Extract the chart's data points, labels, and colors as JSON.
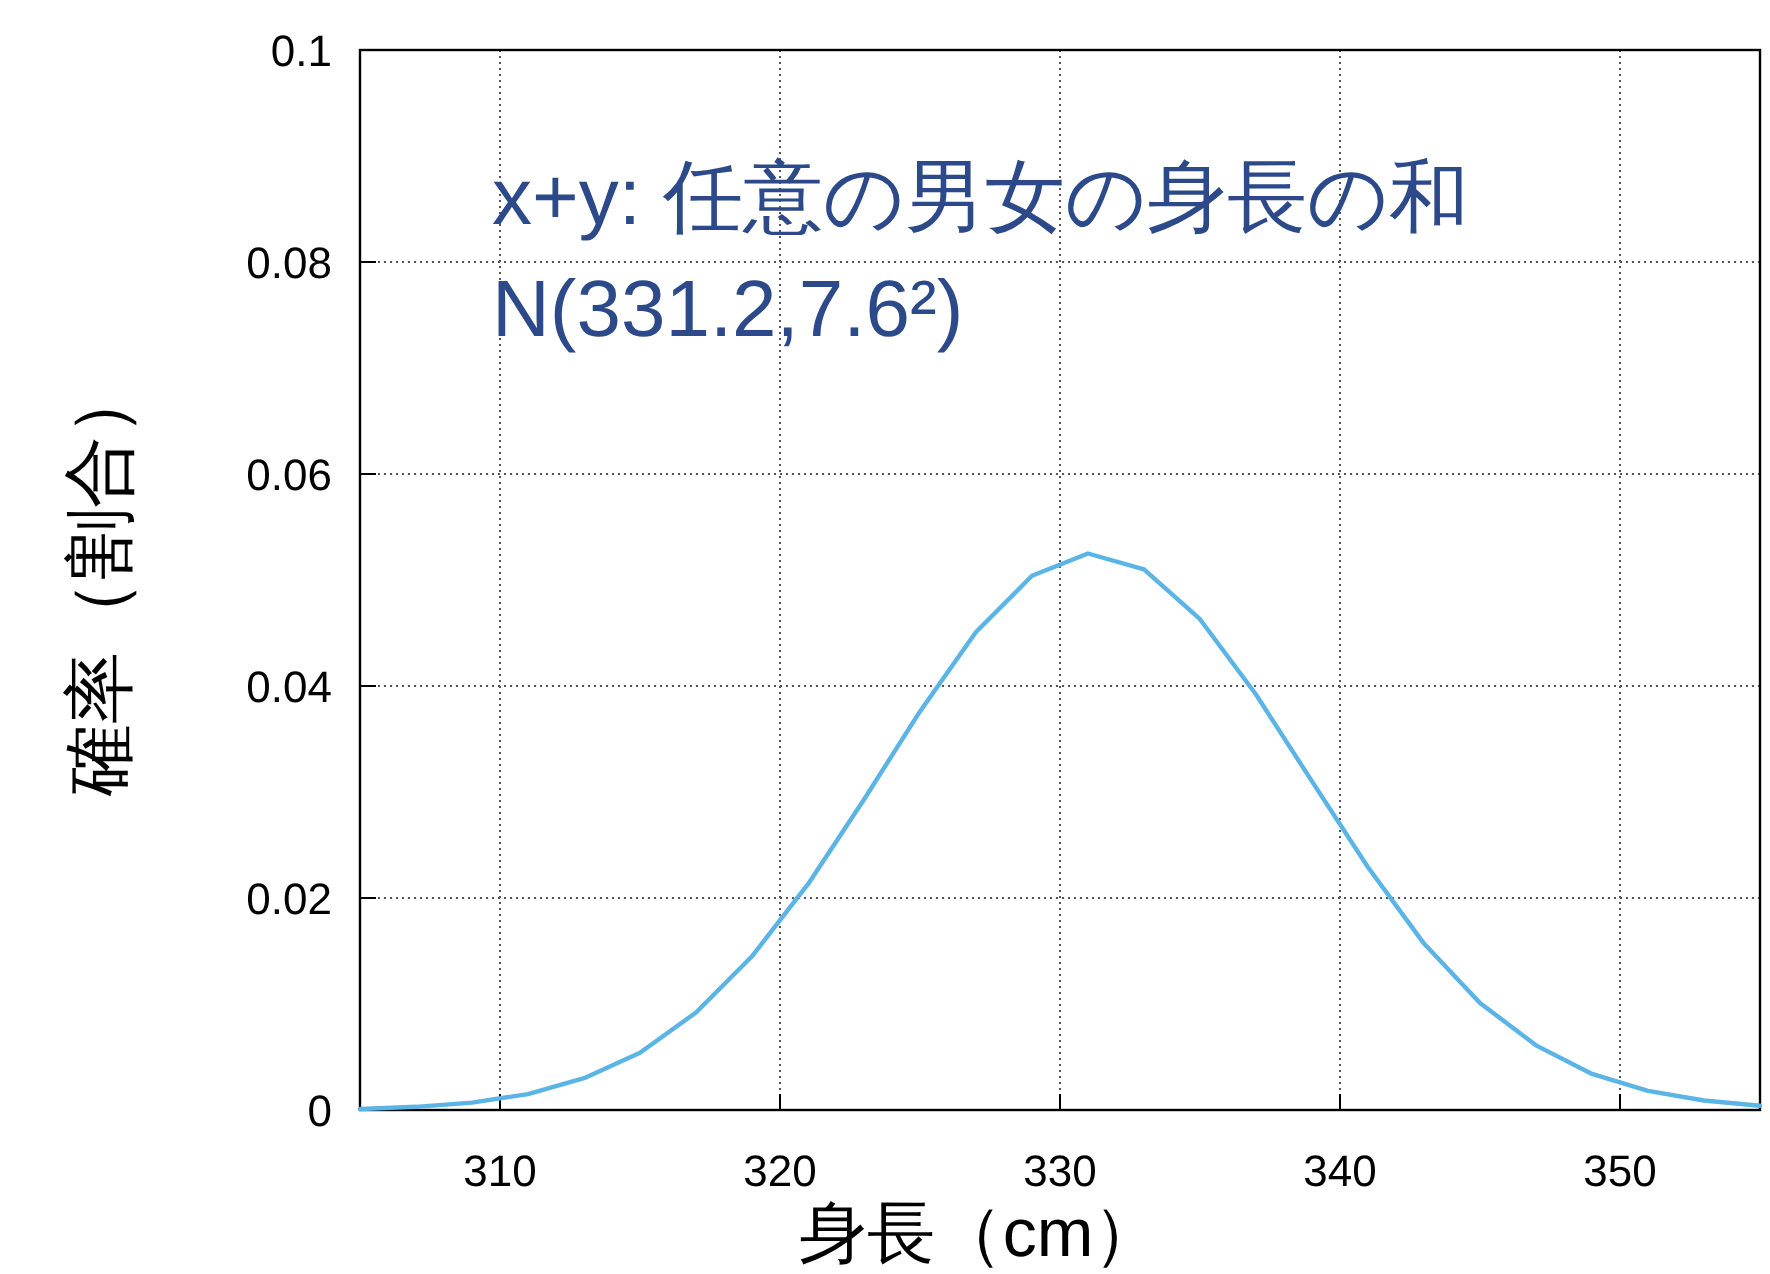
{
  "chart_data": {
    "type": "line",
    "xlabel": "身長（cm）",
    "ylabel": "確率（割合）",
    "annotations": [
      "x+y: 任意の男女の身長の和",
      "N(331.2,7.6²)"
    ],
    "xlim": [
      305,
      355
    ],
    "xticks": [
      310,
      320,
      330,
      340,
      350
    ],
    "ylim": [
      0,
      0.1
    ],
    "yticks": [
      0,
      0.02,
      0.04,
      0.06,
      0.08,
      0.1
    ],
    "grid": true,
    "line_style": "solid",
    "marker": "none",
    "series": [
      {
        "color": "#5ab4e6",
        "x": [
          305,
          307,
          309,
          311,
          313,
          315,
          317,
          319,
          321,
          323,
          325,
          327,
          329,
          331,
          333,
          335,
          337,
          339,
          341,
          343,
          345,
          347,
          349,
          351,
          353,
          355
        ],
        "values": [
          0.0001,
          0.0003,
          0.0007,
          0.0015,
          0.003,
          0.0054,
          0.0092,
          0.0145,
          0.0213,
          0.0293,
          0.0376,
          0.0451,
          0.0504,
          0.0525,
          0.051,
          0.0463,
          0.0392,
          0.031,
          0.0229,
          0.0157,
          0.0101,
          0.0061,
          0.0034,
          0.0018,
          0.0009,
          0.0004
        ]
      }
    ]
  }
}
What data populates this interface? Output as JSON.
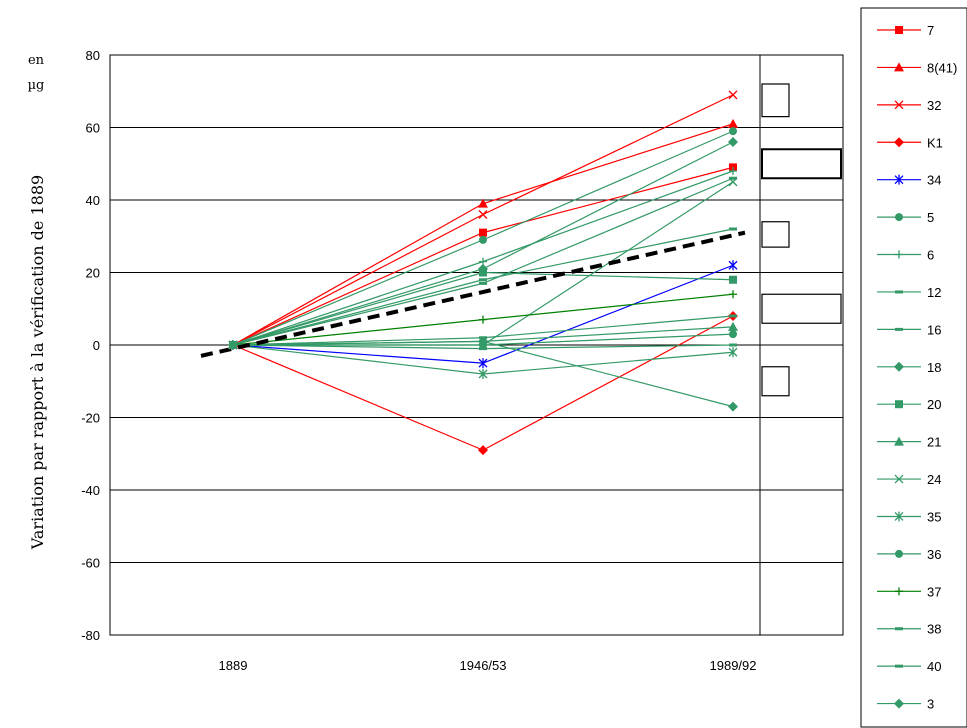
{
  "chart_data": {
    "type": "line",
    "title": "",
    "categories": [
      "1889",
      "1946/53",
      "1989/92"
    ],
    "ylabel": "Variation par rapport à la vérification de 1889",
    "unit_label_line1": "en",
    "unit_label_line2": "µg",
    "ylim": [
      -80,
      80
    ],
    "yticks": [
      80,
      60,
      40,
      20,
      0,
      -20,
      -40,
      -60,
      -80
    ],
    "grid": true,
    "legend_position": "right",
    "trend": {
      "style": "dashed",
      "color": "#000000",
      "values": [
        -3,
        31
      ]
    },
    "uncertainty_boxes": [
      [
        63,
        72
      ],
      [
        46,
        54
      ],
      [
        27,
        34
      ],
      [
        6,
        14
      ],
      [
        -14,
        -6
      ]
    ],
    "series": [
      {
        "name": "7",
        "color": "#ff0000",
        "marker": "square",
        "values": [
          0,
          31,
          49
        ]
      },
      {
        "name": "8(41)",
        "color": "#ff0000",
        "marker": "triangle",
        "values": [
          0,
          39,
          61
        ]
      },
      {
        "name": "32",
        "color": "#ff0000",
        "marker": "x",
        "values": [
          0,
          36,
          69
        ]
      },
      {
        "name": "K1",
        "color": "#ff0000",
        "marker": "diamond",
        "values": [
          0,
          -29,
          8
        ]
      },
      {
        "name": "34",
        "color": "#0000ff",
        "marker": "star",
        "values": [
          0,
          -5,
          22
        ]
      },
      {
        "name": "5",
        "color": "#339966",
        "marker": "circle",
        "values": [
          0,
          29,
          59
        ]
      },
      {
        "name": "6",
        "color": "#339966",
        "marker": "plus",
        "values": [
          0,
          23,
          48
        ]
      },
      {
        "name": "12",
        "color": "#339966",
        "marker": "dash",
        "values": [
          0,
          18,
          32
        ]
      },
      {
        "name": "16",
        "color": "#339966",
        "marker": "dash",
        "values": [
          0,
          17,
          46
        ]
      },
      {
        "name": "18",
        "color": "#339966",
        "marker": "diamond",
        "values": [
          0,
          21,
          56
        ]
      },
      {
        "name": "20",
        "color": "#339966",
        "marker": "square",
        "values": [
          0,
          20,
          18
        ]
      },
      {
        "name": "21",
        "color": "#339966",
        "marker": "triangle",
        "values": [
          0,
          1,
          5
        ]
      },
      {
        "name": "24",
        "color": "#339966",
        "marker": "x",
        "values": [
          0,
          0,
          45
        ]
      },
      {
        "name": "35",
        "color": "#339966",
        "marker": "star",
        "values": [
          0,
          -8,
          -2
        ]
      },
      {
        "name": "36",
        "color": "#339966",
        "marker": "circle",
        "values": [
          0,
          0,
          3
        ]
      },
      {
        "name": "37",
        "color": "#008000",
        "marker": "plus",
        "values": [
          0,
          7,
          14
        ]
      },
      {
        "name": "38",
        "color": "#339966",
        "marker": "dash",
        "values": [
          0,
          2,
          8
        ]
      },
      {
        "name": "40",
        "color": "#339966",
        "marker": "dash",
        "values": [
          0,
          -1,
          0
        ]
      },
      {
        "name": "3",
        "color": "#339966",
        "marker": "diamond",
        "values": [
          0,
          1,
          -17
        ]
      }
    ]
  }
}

════

Repeat each record exactly as shown above, dropping all images.

▶ [Result of the task]:
Extract the chart's data points, labels, and colors as JSON.
{
  "chart_data": {
    "type": "line",
    "xlabel": "身長（cm）",
    "ylabel": "確率（割合）",
    "annotations": [
      "x+y: 任意の男女の身長の和",
      "N(331.2,7.6²)"
    ],
    "xlim": [
      305,
      355
    ],
    "xticks": [
      310,
      320,
      330,
      340,
      350
    ],
    "ylim": [
      0,
      0.1
    ],
    "yticks": [
      0,
      0.02,
      0.04,
      0.06,
      0.08,
      0.1
    ],
    "grid": true,
    "line_style": "solid",
    "marker": "none",
    "series": [
      {
        "color": "#5ab4e6",
        "x": [
          305,
          307,
          309,
          311,
          313,
          315,
          317,
          319,
          321,
          323,
          325,
          327,
          329,
          331,
          333,
          335,
          337,
          339,
          341,
          343,
          345,
          347,
          349,
          351,
          353,
          355
        ],
        "values": [
          0.0001,
          0.0003,
          0.0007,
          0.0015,
          0.003,
          0.0054,
          0.0092,
          0.0145,
          0.0213,
          0.0293,
          0.0376,
          0.0451,
          0.0504,
          0.0525,
          0.051,
          0.0463,
          0.0392,
          0.031,
          0.0229,
          0.0157,
          0.0101,
          0.0061,
          0.0034,
          0.0018,
          0.0009,
          0.0004
        ]
      }
    ]
  }
}
What data populates this interface? Output as JSON.
{
  "chart_data": {
    "type": "line",
    "title": "",
    "categories": [
      "1889",
      "1946/53",
      "1989/92"
    ],
    "ylabel": "Variation par rapport à la vérification de 1889",
    "unit_label_line1": "en",
    "unit_label_line2": "µg",
    "ylim": [
      -80,
      80
    ],
    "yticks": [
      80,
      60,
      40,
      20,
      0,
      -20,
      -40,
      -60,
      -80
    ],
    "grid": true,
    "legend_position": "right",
    "trend": {
      "style": "dashed",
      "color": "#000000",
      "values": [
        -3,
        31
      ]
    },
    "uncertainty_boxes": [
      [
        63,
        72
      ],
      [
        46,
        54
      ],
      [
        27,
        34
      ],
      [
        6,
        14
      ],
      [
        -14,
        -6
      ]
    ],
    "series": [
      {
        "name": "7",
        "color": "#ff0000",
        "marker": "square",
        "values": [
          0,
          31,
          49
        ]
      },
      {
        "name": "8(41)",
        "color": "#ff0000",
        "marker": "triangle",
        "values": [
          0,
          39,
          61
        ]
      },
      {
        "name": "32",
        "color": "#ff0000",
        "marker": "x",
        "values": [
          0,
          36,
          69
        ]
      },
      {
        "name": "K1",
        "color": "#ff0000",
        "marker": "diamond",
        "values": [
          0,
          -29,
          8
        ]
      },
      {
        "name": "34",
        "color": "#0000ff",
        "marker": "star",
        "values": [
          0,
          -5,
          22
        ]
      },
      {
        "name": "5",
        "color": "#339966",
        "marker": "circle",
        "values": [
          0,
          29,
          59
        ]
      },
      {
        "name": "6",
        "color": "#339966",
        "marker": "plus",
        "values": [
          0,
          23,
          48
        ]
      },
      {
        "name": "12",
        "color": "#339966",
        "marker": "dash",
        "values": [
          0,
          18,
          32
        ]
      },
      {
        "name": "16",
        "color": "#339966",
        "marker": "dash",
        "values": [
          0,
          17,
          46
        ]
      },
      {
        "name": "18",
        "color": "#339966",
        "marker": "diamond",
        "values": [
          0,
          21,
          56
        ]
      },
      {
        "name": "20",
        "color": "#339966",
        "marker": "square",
        "values": [
          0,
          20,
          18
        ]
      },
      {
        "name": "21",
        "color": "#339966",
        "marker": "triangle",
        "values": [
          0,
          1,
          5
        ]
      },
      {
        "name": "24",
        "color": "#339966",
        "marker": "x",
        "values": [
          0,
          0,
          45
        ]
      },
      {
        "name": "35",
        "color": "#339966",
        "marker": "star",
        "values": [
          0,
          -8,
          -2
        ]
      },
      {
        "name": "36",
        "color": "#339966",
        "marker": "circle",
        "values": [
          0,
          0,
          3
        ]
      },
      {
        "name": "37",
        "color": "#008000",
        "marker": "plus",
        "values": [
          0,
          7,
          14
        ]
      },
      {
        "name": "38",
        "color": "#339966",
        "marker": "dash",
        "values": [
          0,
          2,
          8
        ]
      },
      {
        "name": "40",
        "color": "#339966",
        "marker": "dash",
        "values": [
          0,
          -1,
          0
        ]
      },
      {
        "name": "3",
        "color": "#339966",
        "marker": "diamond",
        "values": [
          0,
          1,
          -17
        ]
      }
    ]
  }
}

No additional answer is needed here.